- **WHAT THE TASK REQUIRES**: Retype the material below. Keep every word exactly as it is.

↓

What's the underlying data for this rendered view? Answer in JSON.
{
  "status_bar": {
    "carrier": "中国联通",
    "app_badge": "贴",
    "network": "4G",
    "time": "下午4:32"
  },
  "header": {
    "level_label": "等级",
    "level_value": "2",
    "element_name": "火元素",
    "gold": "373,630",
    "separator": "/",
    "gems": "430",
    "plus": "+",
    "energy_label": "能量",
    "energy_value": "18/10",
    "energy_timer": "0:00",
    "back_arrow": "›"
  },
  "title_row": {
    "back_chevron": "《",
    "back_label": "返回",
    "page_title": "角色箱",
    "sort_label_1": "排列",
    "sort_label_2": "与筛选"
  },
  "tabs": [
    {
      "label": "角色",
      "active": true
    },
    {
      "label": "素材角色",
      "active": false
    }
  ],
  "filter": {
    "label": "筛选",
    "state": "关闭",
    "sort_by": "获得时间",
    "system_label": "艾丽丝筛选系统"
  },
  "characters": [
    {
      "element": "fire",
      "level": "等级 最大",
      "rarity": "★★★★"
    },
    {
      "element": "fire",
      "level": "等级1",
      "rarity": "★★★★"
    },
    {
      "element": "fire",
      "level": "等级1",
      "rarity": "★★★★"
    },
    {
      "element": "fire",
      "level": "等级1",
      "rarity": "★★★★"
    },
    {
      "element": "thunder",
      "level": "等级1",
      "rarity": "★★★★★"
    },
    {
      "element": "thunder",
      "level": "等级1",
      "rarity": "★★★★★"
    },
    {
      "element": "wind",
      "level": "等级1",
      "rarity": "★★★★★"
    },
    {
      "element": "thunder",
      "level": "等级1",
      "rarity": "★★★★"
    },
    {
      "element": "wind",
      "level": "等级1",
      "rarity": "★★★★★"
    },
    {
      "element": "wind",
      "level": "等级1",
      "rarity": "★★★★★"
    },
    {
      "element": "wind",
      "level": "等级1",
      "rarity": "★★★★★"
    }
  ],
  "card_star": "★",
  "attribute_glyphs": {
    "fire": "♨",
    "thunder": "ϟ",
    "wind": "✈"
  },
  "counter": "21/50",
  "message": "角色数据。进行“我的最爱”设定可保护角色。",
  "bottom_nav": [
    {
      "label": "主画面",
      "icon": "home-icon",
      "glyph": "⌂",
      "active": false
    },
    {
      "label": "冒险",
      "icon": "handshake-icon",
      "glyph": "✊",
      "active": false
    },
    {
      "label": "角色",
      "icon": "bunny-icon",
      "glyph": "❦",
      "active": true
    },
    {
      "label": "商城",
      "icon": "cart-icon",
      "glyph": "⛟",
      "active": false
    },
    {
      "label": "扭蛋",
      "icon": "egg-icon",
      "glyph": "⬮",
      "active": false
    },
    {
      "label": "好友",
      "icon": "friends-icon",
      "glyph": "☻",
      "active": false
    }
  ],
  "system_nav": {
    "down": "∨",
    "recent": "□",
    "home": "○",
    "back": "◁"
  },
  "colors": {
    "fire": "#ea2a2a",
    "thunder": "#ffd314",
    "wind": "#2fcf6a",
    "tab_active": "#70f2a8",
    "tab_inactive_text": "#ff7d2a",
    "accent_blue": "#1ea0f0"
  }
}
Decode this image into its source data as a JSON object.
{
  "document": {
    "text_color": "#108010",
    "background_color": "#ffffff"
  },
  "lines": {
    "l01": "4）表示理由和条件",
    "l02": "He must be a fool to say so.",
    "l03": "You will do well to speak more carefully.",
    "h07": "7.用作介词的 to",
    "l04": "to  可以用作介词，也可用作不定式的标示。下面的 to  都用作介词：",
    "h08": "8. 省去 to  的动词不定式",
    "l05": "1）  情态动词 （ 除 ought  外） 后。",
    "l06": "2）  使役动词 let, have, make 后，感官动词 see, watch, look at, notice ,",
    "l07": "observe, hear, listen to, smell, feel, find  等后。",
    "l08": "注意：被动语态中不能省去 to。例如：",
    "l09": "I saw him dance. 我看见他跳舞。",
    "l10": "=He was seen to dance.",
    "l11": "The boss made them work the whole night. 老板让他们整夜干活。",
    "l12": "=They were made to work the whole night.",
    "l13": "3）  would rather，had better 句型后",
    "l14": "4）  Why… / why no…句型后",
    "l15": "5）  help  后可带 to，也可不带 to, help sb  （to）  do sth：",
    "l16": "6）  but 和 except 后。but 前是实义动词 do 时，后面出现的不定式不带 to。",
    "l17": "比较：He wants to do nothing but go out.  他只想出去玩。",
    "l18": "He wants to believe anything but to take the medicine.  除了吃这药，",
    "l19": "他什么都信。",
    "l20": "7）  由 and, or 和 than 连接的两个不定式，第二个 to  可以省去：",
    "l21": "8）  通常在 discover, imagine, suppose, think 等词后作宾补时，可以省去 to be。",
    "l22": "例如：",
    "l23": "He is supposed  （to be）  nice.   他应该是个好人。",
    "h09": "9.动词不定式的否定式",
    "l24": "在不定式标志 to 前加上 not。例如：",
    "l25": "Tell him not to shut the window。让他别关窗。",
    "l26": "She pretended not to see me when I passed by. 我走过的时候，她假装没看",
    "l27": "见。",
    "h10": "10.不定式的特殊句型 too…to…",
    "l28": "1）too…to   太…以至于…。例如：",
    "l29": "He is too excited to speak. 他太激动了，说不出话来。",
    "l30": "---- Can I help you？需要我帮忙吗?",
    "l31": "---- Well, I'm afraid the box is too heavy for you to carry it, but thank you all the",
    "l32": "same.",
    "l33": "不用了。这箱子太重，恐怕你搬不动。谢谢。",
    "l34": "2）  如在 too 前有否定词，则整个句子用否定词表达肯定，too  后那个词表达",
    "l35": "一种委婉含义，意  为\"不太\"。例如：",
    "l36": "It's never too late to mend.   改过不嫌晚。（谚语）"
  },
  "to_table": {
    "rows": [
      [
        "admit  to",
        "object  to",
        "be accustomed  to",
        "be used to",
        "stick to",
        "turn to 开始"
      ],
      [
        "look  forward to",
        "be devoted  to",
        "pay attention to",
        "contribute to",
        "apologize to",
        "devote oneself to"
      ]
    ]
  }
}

↑

- **FULL OUTPUT**:
What's the underlying data for this rendered view? Answer in JSON.
{
  "status_bar": {
    "carrier": "中国联通",
    "app_badge": "贴",
    "network": "4G",
    "time": "下午4:32"
  },
  "header": {
    "level_label": "等级",
    "level_value": "2",
    "element_name": "火元素",
    "gold": "373,630",
    "separator": "/",
    "gems": "430",
    "plus": "+",
    "energy_label": "能量",
    "energy_value": "18/10",
    "energy_timer": "0:00",
    "back_arrow": "›"
  },
  "title_row": {
    "back_chevron": "《",
    "back_label": "返回",
    "page_title": "角色箱",
    "sort_label_1": "排列",
    "sort_label_2": "与筛选"
  },
  "tabs": [
    {
      "label": "角色",
      "active": true
    },
    {
      "label": "素材角色",
      "active": false
    }
  ],
  "filter": {
    "label": "筛选",
    "state": "关闭",
    "sort_by": "获得时间",
    "system_label": "艾丽丝筛选系统"
  },
  "characters": [
    {
      "element": "fire",
      "level": "等级 最大",
      "rarity": "★★★★"
    },
    {
      "element": "fire",
      "level": "等级1",
      "rarity": "★★★★"
    },
    {
      "element": "fire",
      "level": "等级1",
      "rarity": "★★★★"
    },
    {
      "element": "fire",
      "level": "等级1",
      "rarity": "★★★★"
    },
    {
      "element": "thunder",
      "level": "等级1",
      "rarity": "★★★★★"
    },
    {
      "element": "thunder",
      "level": "等级1",
      "rarity": "★★★★★"
    },
    {
      "element": "wind",
      "level": "等级1",
      "rarity": "★★★★★"
    },
    {
      "element": "thunder",
      "level": "等级1",
      "rarity": "★★★★"
    },
    {
      "element": "wind",
      "level": "等级1",
      "rarity": "★★★★★"
    },
    {
      "element": "wind",
      "level": "等级1",
      "rarity": "★★★★★"
    },
    {
      "element": "wind",
      "level": "等级1",
      "rarity": "★★★★★"
    }
  ],
  "card_star": "★",
  "attribute_glyphs": {
    "fire": "♨",
    "thunder": "ϟ",
    "wind": "✈"
  },
  "counter": "21/50",
  "message": "角色数据。进行“我的最爱”设定可保护角色。",
  "bottom_nav": [
    {
      "label": "主画面",
      "icon": "home-icon",
      "glyph": "⌂",
      "active": false
    },
    {
      "label": "冒险",
      "icon": "handshake-icon",
      "glyph": "✊",
      "active": false
    },
    {
      "label": "角色",
      "icon": "bunny-icon",
      "glyph": "❦",
      "active": true
    },
    {
      "label": "商城",
      "icon": "cart-icon",
      "glyph": "⛟",
      "active": false
    },
    {
      "label": "扭蛋",
      "icon": "egg-icon",
      "glyph": "⬮",
      "active": false
    },
    {
      "label": "好友",
      "icon": "friends-icon",
      "glyph": "☻",
      "active": false
    }
  ],
  "system_nav": {
    "down": "∨",
    "recent": "□",
    "home": "○",
    "back": "◁"
  },
  "colors": {
    "fire": "#ea2a2a",
    "thunder": "#ffd314",
    "wind": "#2fcf6a",
    "tab_active": "#70f2a8",
    "tab_inactive_text": "#ff7d2a",
    "accent_blue": "#1ea0f0"
  }
}
Decode this image into its source data as a JSON object.
{
  "document": {
    "text_color": "#108010",
    "background_color": "#ffffff"
  },
  "lines": {
    "l01": "4）表示理由和条件",
    "l02": "He must be a fool to say so.",
    "l03": "You will do well to speak more carefully.",
    "h07": "7.用作介词的 to",
    "l04": "to  可以用作介词，也可用作不定式的标示。下面的 to  都用作介词：",
    "h08": "8. 省去 to  的动词不定式",
    "l05": "1）  情态动词 （ 除 ought  外） 后。",
    "l06": "2）  使役动词 let, have, make 后，感官动词 see, watch, look at, notice ,",
    "l07": "observe, hear, listen to, smell, feel, find  等后。",
    "l08": "注意：被动语态中不能省去 to。例如：",
    "l09": "I saw him dance. 我看见他跳舞。",
    "l10": "=He was seen to dance.",
    "l11": "The boss made them work the whole night. 老板让他们整夜干活。",
    "l12": "=They were made to work the whole night.",
    "l13": "3）  would rather，had better 句型后",
    "l14": "4）  Why… / why no…句型后",
    "l15": "5）  help  后可带 to，也可不带 to, help sb  （to）  do sth：",
    "l16": "6）  but 和 except 后。but 前是实义动词 do 时，后面出现的不定式不带 to。",
    "l17": "比较：He wants to do nothing but go out.  他只想出去玩。",
    "l18": "He wants to believe anything but to take the medicine.  除了吃这药，",
    "l19": "他什么都信。",
    "l20": "7）  由 and, or 和 than 连接的两个不定式，第二个 to  可以省去：",
    "l21": "8）  通常在 discover, imagine, suppose, think 等词后作宾补时，可以省去 to be。",
    "l22": "例如：",
    "l23": "He is supposed  （to be）  nice.   他应该是个好人。",
    "h09": "9.动词不定式的否定式",
    "l24": "在不定式标志 to 前加上 not。例如：",
    "l25": "Tell him not to shut the window。让他别关窗。",
    "l26": "She pretended not to see me when I passed by. 我走过的时候，她假装没看",
    "l27": "见。",
    "h10": "10.不定式的特殊句型 too…to…",
    "l28": "1）too…to   太…以至于…。例如：",
    "l29": "He is too excited to speak. 他太激动了，说不出话来。",
    "l30": "---- Can I help you？需要我帮忙吗?",
    "l31": "---- Well, I'm afraid the box is too heavy for you to carry it, but thank you all the",
    "l32": "same.",
    "l33": "不用了。这箱子太重，恐怕你搬不动。谢谢。",
    "l34": "2）  如在 too 前有否定词，则整个句子用否定词表达肯定，too  后那个词表达",
    "l35": "一种委婉含义，意  为\"不太\"。例如：",
    "l36": "It's never too late to mend.   改过不嫌晚。（谚语）"
  },
  "to_table": {
    "rows": [
      [
        "admit  to",
        "object  to",
        "be accustomed  to",
        "be used to",
        "stick to",
        "turn to 开始"
      ],
      [
        "look  forward to",
        "be devoted  to",
        "pay attention to",
        "contribute to",
        "apologize to",
        "devote oneself to"
      ]
    ]
  }
}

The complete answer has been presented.